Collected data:
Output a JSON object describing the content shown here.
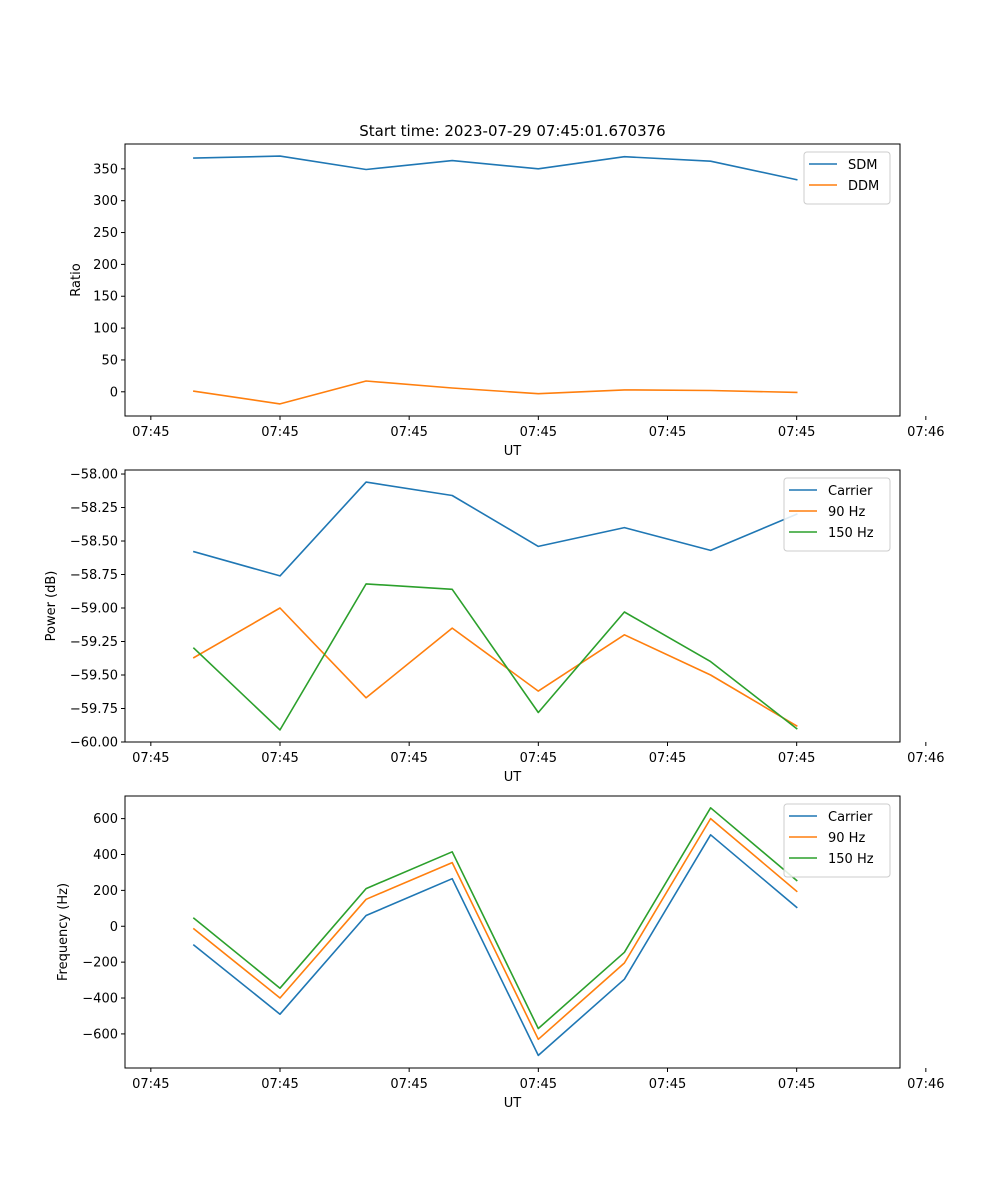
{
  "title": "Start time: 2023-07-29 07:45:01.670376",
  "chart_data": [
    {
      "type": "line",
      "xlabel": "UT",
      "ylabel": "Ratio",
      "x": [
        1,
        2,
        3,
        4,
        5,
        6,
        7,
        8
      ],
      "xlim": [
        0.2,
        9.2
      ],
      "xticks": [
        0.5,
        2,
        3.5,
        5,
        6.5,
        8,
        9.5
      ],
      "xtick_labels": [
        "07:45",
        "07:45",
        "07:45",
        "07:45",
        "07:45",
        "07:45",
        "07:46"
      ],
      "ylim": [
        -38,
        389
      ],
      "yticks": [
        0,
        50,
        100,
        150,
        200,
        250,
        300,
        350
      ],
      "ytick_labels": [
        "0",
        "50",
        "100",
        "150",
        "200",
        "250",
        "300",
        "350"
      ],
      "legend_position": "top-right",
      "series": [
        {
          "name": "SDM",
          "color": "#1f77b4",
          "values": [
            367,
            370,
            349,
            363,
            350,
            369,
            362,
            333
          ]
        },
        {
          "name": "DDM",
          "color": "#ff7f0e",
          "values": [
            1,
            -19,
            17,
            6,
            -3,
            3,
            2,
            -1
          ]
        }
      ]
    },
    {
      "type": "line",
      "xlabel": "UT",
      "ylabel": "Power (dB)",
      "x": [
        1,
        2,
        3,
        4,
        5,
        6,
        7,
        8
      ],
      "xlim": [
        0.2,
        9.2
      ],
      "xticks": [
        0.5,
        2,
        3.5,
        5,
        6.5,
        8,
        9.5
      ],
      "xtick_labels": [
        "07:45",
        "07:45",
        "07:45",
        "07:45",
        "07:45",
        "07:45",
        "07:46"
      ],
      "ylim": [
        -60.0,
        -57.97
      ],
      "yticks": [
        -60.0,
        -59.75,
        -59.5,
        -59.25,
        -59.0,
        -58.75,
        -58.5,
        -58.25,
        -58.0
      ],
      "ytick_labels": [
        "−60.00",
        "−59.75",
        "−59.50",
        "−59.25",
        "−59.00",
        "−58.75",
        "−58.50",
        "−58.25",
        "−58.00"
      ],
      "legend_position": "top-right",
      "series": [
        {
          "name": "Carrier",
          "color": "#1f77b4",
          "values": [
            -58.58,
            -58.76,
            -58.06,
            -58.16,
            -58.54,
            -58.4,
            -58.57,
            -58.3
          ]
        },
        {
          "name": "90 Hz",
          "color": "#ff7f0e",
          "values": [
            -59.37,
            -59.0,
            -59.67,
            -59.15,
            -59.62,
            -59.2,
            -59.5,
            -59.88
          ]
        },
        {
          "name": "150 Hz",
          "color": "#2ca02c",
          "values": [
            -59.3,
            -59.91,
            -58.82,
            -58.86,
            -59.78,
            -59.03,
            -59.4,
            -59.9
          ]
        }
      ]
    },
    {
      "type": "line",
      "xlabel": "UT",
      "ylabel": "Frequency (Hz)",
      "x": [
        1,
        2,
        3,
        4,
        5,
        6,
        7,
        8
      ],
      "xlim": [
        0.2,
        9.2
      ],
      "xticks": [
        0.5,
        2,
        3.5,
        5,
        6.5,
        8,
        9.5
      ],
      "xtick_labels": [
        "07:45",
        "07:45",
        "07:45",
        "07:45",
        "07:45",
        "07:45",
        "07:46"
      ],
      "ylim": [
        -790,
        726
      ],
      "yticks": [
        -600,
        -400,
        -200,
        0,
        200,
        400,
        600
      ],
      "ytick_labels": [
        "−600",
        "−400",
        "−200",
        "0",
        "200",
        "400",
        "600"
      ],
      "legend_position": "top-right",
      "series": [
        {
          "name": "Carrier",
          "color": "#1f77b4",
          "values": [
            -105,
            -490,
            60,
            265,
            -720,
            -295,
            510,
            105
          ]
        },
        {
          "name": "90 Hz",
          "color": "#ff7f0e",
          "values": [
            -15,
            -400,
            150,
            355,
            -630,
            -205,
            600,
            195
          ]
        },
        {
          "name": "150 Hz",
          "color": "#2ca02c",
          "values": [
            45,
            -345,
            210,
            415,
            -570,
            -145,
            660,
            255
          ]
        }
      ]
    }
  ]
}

Task details: Filter the records down to the lines that contain the string "ylabel", and copy those lines.

Solved exercise:
      "ylabel": "Ratio",
      "ylabel": "Power (dB)",
      "ylabel": "Frequency (Hz)",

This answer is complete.